§ CONSIGNE 1: Recopiez le passage de l'extrait qui commence aux mots « Cela fait près » et s'arrête après « Allah : jour divin ! », en substituant « manœuvre » à « ruse ».

§ EXTRAIT CHOISI:

━━━━━━━━━━

Il y a 2 mois, le Mouvement Vert mené par Moussavi s’est mis en branle pour mobiliser les Iraniens pour manifester pendant la journée de Qods qui est consacrée à la gloire du Hezbollah, l’arme du régime pour exporter sa révolution islamiste. Nous avons été le seul groupe à informer les Iraniens pour qu’ils ne consolident pas ainsi les fondements du régime. Cet appel a été entendu en Iran, mais critiqué en Occident. La récente prise de position de Moussavi en faveur d’un refus de compromis sur le nucléaire a dissipé les doutes quant à l’appartenance politique de ce personnage. Il confirme cette appartenance en appelant les Iraniens à se mobiliser pour le 30ième anniversaire de la prise en otage de l’ambassade américaine le 4 novembre 1979 pour montrer la cohésion sociale autour de la révolution islamique.



Cela fait près d’un mois que Moussavi et ses partisans du Mouvement Vert sont à l’œuvre pour mobiliser les Iraniens avec des fausses promesses pour les convaincre de participer à la journée du 4 novembre.

Pour atteindre leur objectif, ils n’ont reculé devant aucune ruse car cette journée est fondamentale pour le régime au point qu’il lui a donné le nom de Youm Allah : jour divin !

Ce titre est amplement mérité car c’est la date à laquelle les mollahs ont pris le pouvoir dans la coalition (gauche-clergé) qui avait fait cette révolution avec l’aide des Etats-Unis en hostilité notamment à la politique pétrolière et régionale du Chah d’Iran, fondateur de l’OPEP en 1960…

Les Américains en Iran de 1940 à 1954 | C’est dans les années 30 que les Américains qui venaient d’arriver en Arabie Saoudite se sont intéressés au pétrole iranien alors propriété de l’Anglo-Iranian Oil Company (l’ancêtre de BP). Ces efforts ont été couronnés de succès quand, grâce aux subventions accordées à l’Iran, le gouvernement Mossadegh a pu concrétiser le rêve de tous les Iraniens de nationaliser le pétrole. Mossadegh était un politicien de carrière, grand tribun, mais n’avait pas de parti politique derrière lui. Pour accéder au pouvoir, il s’est allié au clergé –traditionnellement monarchiste-, puis aux communistes pro-soviétiques, idéologiquement hostiles à la monarchie et plus malencontreusement favorables à une occupation soviétique de l’Iran. Sur un fond de tensions et d’alliances instables, pour affermir sa position, il s’est braqué dans une posture ultra populiste refusant toutes les offres britanniques de compromis qui auraient assuré les intérêts pétroliers de l’Iran. Entre temps, ses alliés communistes sont devenus trop puissants ce qui a incité le clergé à appeler ses partisans notamment du Bazar à le laisser choir pour aider la monarchie. Sa chute a entraîné l’échec des négociations pour la prise de contrôle du pétrole iranien et bien que cette richesse fut nationalisée, son exploitation a été confiée en 1954 et pour 25 ans à une coalition de grandes compagnies appelée le consortium où les Américains absents du marché iranien se sont taillés la part du lion presque à l’égalité avec les Britanniques. Ce contrat devait prendre fin en août 1979 et dès 1972, le Chah avait annoncé qu’il ne serait pas reconduit. Des négociations ont été entamées, mais ont été arrêtées en 73. La campagne assidue contre les violations des droits de l’homme en Iran a démarré en 1972.

━━━━━━━━━━

§ CONSIGNE 2: Convertissez en tableau Markdown les enregistrements depuis leur première ligne jusqu'à celle qui contient « recipe-title: Маска из », incluse, sans les lignes vides. Mettez le numéro dans une colonne Rang et le texte dans une colonne Ligne.

§ LIGNES DE DONNÉES:
━━━━━━━━━━

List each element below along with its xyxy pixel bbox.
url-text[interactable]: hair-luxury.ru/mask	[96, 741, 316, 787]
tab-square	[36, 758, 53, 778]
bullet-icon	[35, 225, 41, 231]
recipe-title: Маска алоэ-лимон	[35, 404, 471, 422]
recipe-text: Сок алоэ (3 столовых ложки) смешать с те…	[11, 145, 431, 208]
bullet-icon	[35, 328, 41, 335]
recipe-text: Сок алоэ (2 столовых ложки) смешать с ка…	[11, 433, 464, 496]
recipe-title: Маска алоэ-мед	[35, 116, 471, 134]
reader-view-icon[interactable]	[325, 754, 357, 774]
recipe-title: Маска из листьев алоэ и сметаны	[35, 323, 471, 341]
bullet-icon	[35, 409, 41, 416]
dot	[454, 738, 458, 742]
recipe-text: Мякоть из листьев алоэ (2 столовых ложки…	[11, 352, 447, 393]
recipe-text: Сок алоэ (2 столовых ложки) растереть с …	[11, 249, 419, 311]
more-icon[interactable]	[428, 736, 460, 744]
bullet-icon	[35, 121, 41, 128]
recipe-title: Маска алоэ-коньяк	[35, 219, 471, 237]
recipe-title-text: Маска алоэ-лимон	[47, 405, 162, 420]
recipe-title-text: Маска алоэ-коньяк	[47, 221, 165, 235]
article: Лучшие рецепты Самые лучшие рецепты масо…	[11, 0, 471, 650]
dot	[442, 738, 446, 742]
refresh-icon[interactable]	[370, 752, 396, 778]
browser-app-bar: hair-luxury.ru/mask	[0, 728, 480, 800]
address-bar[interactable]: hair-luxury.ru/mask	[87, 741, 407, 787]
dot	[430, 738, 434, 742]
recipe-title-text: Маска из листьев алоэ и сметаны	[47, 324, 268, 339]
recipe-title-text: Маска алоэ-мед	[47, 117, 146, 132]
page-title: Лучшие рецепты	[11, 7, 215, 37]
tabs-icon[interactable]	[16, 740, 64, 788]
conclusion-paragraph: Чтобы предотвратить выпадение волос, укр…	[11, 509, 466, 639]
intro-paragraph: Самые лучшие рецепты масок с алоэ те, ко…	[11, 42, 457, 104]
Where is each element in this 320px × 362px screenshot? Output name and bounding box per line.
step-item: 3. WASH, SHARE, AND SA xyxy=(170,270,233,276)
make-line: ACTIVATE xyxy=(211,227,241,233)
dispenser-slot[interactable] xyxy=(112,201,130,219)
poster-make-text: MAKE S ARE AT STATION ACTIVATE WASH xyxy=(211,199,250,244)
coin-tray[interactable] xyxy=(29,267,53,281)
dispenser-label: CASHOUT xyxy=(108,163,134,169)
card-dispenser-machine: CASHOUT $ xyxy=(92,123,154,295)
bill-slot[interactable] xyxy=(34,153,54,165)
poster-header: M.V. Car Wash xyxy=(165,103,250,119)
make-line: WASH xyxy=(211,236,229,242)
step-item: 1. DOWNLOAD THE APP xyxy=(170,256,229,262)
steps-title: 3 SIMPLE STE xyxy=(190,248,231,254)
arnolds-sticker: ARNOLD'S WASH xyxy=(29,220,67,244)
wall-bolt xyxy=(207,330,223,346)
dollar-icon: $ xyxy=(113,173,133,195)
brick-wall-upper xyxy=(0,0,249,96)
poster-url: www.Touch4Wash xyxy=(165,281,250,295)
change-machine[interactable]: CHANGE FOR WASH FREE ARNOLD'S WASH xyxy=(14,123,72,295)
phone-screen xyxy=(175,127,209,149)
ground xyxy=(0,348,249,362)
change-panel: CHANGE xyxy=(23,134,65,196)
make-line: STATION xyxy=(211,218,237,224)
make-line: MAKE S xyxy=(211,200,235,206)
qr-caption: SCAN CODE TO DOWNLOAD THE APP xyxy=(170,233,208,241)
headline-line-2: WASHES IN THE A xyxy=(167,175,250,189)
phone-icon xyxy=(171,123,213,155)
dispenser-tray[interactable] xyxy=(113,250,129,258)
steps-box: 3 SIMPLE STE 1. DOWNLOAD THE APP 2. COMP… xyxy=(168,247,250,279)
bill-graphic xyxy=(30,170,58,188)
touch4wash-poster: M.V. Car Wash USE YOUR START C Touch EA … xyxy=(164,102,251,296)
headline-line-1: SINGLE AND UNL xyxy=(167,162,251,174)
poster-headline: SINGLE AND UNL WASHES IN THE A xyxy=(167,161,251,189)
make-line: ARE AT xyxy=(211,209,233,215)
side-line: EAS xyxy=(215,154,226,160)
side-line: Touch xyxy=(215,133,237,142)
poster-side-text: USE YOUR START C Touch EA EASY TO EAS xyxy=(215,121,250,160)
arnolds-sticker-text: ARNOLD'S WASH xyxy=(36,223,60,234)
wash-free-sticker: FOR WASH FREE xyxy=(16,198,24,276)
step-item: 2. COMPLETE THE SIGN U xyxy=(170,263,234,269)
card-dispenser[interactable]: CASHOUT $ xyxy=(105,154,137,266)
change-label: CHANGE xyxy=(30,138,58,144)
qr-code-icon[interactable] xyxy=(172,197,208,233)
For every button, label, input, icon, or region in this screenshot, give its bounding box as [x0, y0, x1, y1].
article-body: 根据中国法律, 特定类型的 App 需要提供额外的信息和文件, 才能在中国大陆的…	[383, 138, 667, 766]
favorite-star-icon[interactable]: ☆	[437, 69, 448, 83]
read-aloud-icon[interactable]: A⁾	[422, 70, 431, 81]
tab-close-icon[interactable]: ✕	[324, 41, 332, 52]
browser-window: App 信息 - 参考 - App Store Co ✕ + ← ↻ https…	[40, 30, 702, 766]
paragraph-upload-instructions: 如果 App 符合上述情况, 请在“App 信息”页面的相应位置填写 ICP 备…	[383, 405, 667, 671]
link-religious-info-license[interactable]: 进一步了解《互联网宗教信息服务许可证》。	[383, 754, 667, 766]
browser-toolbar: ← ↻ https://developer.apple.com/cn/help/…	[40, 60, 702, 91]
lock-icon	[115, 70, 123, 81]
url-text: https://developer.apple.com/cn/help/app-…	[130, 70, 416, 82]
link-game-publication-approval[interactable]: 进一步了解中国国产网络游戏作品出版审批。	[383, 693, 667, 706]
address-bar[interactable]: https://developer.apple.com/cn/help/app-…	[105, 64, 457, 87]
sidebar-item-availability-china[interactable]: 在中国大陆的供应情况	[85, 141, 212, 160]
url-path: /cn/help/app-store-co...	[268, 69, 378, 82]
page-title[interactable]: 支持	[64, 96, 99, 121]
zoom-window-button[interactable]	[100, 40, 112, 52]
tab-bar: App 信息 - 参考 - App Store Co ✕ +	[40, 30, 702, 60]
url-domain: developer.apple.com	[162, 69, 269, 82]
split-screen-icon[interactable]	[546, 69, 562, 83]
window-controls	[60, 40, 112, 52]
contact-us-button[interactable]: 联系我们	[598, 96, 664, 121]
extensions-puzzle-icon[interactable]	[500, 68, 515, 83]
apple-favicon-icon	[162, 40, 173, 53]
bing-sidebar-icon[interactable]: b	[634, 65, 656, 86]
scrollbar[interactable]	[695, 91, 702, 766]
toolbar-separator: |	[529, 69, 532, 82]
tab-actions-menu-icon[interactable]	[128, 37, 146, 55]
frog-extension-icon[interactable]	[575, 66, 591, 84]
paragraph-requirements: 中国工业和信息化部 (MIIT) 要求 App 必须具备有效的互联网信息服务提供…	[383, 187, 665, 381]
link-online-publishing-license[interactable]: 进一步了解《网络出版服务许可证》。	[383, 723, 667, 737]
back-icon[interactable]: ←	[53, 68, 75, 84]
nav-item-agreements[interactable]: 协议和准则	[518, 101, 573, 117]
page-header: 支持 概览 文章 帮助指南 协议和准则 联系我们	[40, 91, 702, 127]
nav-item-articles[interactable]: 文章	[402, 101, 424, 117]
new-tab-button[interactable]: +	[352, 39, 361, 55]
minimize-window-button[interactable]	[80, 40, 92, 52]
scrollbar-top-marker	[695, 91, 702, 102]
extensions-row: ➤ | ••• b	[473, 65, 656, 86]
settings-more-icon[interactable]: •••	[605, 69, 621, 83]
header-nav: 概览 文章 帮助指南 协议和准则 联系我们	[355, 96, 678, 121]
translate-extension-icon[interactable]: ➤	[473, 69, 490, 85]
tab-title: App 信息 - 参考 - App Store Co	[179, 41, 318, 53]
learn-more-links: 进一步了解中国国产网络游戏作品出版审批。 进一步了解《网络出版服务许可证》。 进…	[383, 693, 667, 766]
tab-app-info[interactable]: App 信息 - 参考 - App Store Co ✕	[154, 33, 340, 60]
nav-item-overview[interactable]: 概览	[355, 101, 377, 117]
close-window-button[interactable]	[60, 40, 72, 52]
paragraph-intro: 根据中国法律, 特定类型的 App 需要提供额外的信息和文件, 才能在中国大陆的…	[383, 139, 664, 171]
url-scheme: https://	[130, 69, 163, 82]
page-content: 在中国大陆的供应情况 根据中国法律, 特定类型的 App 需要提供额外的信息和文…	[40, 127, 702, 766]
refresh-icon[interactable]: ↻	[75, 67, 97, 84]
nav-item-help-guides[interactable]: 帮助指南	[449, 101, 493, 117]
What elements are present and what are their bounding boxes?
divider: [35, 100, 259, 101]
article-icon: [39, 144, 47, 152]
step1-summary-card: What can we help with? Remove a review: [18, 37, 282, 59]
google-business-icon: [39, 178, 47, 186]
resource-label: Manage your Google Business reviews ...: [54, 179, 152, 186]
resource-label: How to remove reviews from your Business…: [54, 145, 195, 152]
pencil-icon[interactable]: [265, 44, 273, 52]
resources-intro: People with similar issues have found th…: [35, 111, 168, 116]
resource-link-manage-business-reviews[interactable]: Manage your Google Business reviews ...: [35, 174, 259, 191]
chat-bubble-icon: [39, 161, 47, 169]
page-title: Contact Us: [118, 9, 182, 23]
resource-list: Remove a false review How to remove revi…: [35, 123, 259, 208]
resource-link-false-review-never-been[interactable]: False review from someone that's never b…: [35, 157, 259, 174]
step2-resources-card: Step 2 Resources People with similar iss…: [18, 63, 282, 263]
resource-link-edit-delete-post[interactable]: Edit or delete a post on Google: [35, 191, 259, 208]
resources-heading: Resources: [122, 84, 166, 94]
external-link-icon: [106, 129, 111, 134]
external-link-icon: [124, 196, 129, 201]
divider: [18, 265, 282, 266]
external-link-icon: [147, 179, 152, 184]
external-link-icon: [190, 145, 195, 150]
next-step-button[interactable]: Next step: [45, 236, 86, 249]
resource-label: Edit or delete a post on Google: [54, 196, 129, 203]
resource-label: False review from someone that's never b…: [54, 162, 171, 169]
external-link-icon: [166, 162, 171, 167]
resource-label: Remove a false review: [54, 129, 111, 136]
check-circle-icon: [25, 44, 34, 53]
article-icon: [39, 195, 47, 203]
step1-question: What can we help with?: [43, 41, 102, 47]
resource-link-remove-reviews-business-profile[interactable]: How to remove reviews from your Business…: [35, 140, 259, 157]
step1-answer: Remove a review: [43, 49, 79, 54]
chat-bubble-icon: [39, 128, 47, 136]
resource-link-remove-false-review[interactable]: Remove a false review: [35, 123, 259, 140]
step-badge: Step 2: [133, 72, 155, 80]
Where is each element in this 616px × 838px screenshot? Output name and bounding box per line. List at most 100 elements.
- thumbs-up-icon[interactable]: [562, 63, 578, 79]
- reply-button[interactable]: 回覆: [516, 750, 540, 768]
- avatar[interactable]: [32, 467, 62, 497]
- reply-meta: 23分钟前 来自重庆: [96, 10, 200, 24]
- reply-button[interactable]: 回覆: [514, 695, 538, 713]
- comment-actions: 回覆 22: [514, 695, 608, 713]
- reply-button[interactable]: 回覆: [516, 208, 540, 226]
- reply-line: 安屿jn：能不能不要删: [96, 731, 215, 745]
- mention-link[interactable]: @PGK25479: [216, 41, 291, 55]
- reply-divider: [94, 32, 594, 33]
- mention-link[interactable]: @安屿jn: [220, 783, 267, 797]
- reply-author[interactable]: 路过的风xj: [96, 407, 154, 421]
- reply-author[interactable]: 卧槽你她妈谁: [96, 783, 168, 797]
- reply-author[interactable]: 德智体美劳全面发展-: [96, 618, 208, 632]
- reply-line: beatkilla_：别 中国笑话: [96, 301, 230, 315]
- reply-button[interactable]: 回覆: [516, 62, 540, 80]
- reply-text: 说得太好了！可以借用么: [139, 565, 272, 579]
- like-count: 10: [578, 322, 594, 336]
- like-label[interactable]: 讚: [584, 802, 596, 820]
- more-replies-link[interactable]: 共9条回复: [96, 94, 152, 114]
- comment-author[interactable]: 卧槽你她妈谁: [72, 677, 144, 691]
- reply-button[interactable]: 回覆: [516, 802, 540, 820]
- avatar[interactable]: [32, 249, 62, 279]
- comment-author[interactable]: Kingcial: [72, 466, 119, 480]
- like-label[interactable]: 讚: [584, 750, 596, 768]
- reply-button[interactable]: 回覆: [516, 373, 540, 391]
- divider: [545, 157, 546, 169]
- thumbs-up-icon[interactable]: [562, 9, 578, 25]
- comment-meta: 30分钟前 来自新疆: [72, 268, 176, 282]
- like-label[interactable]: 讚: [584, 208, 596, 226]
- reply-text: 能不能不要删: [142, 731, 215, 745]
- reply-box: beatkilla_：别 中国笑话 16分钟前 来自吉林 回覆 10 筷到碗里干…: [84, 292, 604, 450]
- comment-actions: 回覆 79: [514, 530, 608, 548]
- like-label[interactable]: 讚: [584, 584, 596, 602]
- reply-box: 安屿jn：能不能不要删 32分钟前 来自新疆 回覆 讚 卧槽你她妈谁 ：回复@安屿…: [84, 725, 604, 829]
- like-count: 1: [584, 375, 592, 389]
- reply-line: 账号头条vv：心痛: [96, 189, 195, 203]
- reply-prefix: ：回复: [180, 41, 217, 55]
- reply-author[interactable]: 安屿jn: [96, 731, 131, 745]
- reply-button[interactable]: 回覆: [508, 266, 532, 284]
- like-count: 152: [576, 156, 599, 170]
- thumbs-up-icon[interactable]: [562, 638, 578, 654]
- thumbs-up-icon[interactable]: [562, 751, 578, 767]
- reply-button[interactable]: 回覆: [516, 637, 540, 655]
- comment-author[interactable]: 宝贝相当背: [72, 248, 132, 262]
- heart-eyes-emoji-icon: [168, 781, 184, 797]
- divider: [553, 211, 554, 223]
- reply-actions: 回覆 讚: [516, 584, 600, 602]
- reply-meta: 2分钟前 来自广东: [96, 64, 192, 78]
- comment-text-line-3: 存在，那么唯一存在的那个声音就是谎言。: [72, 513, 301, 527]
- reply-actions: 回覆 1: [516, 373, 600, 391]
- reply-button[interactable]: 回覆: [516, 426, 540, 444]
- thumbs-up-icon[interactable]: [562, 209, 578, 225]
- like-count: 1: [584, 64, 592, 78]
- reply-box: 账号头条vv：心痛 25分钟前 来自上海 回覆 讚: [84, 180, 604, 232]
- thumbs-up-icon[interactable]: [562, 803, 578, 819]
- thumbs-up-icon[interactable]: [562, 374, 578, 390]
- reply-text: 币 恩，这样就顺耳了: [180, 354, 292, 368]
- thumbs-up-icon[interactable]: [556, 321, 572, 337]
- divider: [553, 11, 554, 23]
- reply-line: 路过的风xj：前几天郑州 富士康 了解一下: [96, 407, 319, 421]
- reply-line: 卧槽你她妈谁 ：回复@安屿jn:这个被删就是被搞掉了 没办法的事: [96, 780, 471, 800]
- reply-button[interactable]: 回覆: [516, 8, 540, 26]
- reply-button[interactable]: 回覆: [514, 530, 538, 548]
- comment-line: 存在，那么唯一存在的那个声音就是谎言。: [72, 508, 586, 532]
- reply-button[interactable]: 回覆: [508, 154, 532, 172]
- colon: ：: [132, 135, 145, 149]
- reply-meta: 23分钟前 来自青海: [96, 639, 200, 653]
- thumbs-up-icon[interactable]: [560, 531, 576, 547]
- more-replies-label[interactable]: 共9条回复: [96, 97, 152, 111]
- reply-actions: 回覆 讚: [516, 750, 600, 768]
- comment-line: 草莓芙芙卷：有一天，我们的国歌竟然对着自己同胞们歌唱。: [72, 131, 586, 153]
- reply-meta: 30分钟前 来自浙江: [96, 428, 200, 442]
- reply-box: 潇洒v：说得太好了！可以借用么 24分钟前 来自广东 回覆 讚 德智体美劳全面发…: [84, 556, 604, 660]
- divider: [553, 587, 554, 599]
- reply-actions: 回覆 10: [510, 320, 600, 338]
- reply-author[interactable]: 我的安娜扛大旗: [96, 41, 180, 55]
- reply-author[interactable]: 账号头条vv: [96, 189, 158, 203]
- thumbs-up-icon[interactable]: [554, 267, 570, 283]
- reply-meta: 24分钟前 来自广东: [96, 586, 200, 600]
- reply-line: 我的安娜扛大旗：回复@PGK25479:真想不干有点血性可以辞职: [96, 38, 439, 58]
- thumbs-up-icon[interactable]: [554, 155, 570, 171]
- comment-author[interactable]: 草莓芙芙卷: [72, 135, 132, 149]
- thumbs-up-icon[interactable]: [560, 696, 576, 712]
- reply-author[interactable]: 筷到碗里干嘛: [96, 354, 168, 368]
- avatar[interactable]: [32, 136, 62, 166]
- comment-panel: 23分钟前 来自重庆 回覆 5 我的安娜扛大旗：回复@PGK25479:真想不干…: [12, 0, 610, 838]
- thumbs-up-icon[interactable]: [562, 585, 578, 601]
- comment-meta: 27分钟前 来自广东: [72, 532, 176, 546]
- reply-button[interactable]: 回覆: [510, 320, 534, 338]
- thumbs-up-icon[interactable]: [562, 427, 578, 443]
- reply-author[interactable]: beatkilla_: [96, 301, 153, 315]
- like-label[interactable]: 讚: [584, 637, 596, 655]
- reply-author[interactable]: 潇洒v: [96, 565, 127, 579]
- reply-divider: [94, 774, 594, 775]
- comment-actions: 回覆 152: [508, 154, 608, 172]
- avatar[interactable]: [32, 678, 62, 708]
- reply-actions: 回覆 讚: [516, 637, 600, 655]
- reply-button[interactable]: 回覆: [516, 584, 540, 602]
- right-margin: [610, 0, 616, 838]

━━━━━━━━━━

§ RÉPONSE ATTENDUE 1:
Cela fait près d’un mois que Moussavi et ses partisans du Mouvement Vert sont à l’œuvre pour mobiliser les Iraniens avec des fausses promesses pour les convaincre de participer à la journée du 4 novembre.

Pour atteindre leur objectif, ils n’ont reculé devant aucune manœuvre car cette journée est fondamentale pour le régime au point qu’il lui a donné le nom de Youm Allah : jour divin !

§ RÉPONSE ATTENDUE 2:
| Rang | Ligne |
|---|---|
| 1 | List each element below along with its xyxy pixel bbox. |
| 2 | url-text[interactable]: hair-luxury.ru/mask	[96, 741, 316, 787] |
| 3 | tab-square	[36, 758, 53, 778] |
| 4 | bullet-icon	[35, 225, 41, 231] |
| 5 | recipe-title: Маска алоэ-лимон	[35, 404, 471, 422] |
| 6 | recipe-text: Сок алоэ (3 столовых ложки) смешать с те…	[11, 145, 431, 208] |
| 7 | bullet-icon	[35, 328, 41, 335] |
| 8 | recipe-text: Сок алоэ (2 столовых ложки) смешать с ка…	[11, 433, 464, 496] |
| 9 | recipe-title: Маска алоэ-мед	[35, 116, 471, 134] |
| 10 | reader-view-icon[interactable]	[325, 754, 357, 774] |
| 11 | recipe-title: Маска из листьев алоэ и сметаны	[35, 323, 471, 341] |